- _WRITTEN INSTRUCTION_: Below are the records; reproduce all of them exactly but without any images.

··· MATERIAL FOR THIS EXERCISE

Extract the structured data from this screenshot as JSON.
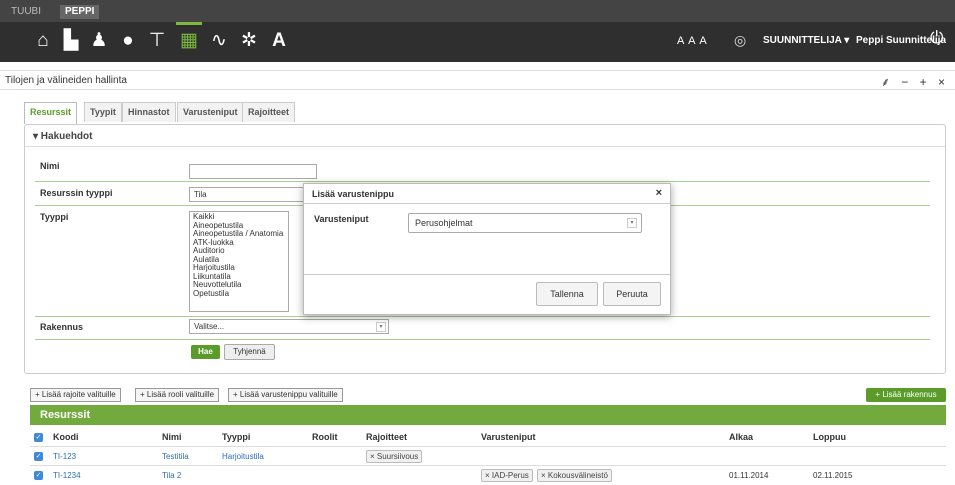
{
  "app": {
    "tabs": [
      "TUUBI",
      "PEPPI"
    ],
    "active_tab": "PEPPI"
  },
  "nav": {
    "icons": [
      "home-icon",
      "copy-icon",
      "person-icon",
      "lightbulb-icon",
      "podium-icon",
      "calendar-icon",
      "pulse-icon",
      "gear-icon",
      "font-icon"
    ],
    "text_size": "A A A",
    "role": "SUUNNITTELIJA ▾",
    "user": "Peppi Suunnittelija"
  },
  "page": {
    "title": "Tilojen ja välineiden hallinta",
    "controls": "⸙ − + ×"
  },
  "tabs": [
    "Resurssit",
    "Tyypit",
    "Hinnastot",
    "Varusteniput",
    "Rajoitteet"
  ],
  "search": {
    "heading": "▾ Hakuehdot",
    "name_label": "Nimi",
    "name_value": "",
    "resource_type_label": "Resurssin tyyppi",
    "resource_type_value": "Tila",
    "type_label": "Tyyppi",
    "type_options": [
      "Kaikki",
      "Aineopetustila",
      "Aineopetustila / Anatomia",
      "ATK-luokka",
      "Auditorio",
      "Aulatila",
      "Harjoitustila",
      "Liikuntatila",
      "Neuvottelutila",
      "Opetustila"
    ],
    "building_label": "Rakennus",
    "building_value": "Valitse...",
    "search_button": "Hae",
    "clear_button": "Tyhjennä"
  },
  "actions": {
    "add_restriction": "+ Lisää rajoite valituille",
    "add_role": "+ Lisää rooli valituille",
    "add_equipment": "+ Lisää varustenippu valituille",
    "add_building": "+ Lisää rakennus"
  },
  "results": {
    "title": "Resurssit",
    "columns": [
      "Koodi",
      "Nimi",
      "Tyyppi",
      "Roolit",
      "Rajoitteet",
      "Varusteniput",
      "Alkaa",
      "Loppuu"
    ],
    "rows": [
      {
        "code": "TI-123",
        "name": "Testitila",
        "type": "Harjoitustila",
        "roles": "",
        "restriction": "× Suursiivous",
        "equipment1": "",
        "equipment2": "",
        "start": "",
        "end": ""
      },
      {
        "code": "TI-1234",
        "name": "Tila 2",
        "type": "",
        "roles": "",
        "restriction": "",
        "equipment1": "× IAD-Perus",
        "equipment2": "× Kokousvälineistö",
        "start": "01.11.2014",
        "end": "02.11.2015"
      }
    ]
  },
  "modal": {
    "title": "Lisää varustenippu",
    "close": "×",
    "label": "Varusteniput",
    "selected": "Perusohjelmat",
    "save": "Tallenna",
    "cancel": "Peruuta"
  }
}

······

- _RESULT BELOW_:
Extract the structured data from this screenshot as JSON.
{
  "app": {
    "tabs": [
      "TUUBI",
      "PEPPI"
    ],
    "active_tab": "PEPPI"
  },
  "nav": {
    "icons": [
      "home-icon",
      "copy-icon",
      "person-icon",
      "lightbulb-icon",
      "podium-icon",
      "calendar-icon",
      "pulse-icon",
      "gear-icon",
      "font-icon"
    ],
    "text_size": "A A A",
    "role": "SUUNNITTELIJA ▾",
    "user": "Peppi Suunnittelija"
  },
  "page": {
    "title": "Tilojen ja välineiden hallinta",
    "controls": "⸙ − + ×"
  },
  "tabs": [
    "Resurssit",
    "Tyypit",
    "Hinnastot",
    "Varusteniput",
    "Rajoitteet"
  ],
  "search": {
    "heading": "▾ Hakuehdot",
    "name_label": "Nimi",
    "name_value": "",
    "resource_type_label": "Resurssin tyyppi",
    "resource_type_value": "Tila",
    "type_label": "Tyyppi",
    "type_options": [
      "Kaikki",
      "Aineopetustila",
      "Aineopetustila / Anatomia",
      "ATK-luokka",
      "Auditorio",
      "Aulatila",
      "Harjoitustila",
      "Liikuntatila",
      "Neuvottelutila",
      "Opetustila"
    ],
    "building_label": "Rakennus",
    "building_value": "Valitse...",
    "search_button": "Hae",
    "clear_button": "Tyhjennä"
  },
  "actions": {
    "add_restriction": "+ Lisää rajoite valituille",
    "add_role": "+ Lisää rooli valituille",
    "add_equipment": "+ Lisää varustenippu valituille",
    "add_building": "+ Lisää rakennus"
  },
  "results": {
    "title": "Resurssit",
    "columns": [
      "Koodi",
      "Nimi",
      "Tyyppi",
      "Roolit",
      "Rajoitteet",
      "Varusteniput",
      "Alkaa",
      "Loppuu"
    ],
    "rows": [
      {
        "code": "TI-123",
        "name": "Testitila",
        "type": "Harjoitustila",
        "roles": "",
        "restriction": "× Suursiivous",
        "equipment1": "",
        "equipment2": "",
        "start": "",
        "end": ""
      },
      {
        "code": "TI-1234",
        "name": "Tila 2",
        "type": "",
        "roles": "",
        "restriction": "",
        "equipment1": "× IAD-Perus",
        "equipment2": "× Kokousvälineistö",
        "start": "01.11.2014",
        "end": "02.11.2015"
      }
    ]
  },
  "modal": {
    "title": "Lisää varustenippu",
    "close": "×",
    "label": "Varusteniput",
    "selected": "Perusohjelmat",
    "save": "Tallenna",
    "cancel": "Peruuta"
  }
}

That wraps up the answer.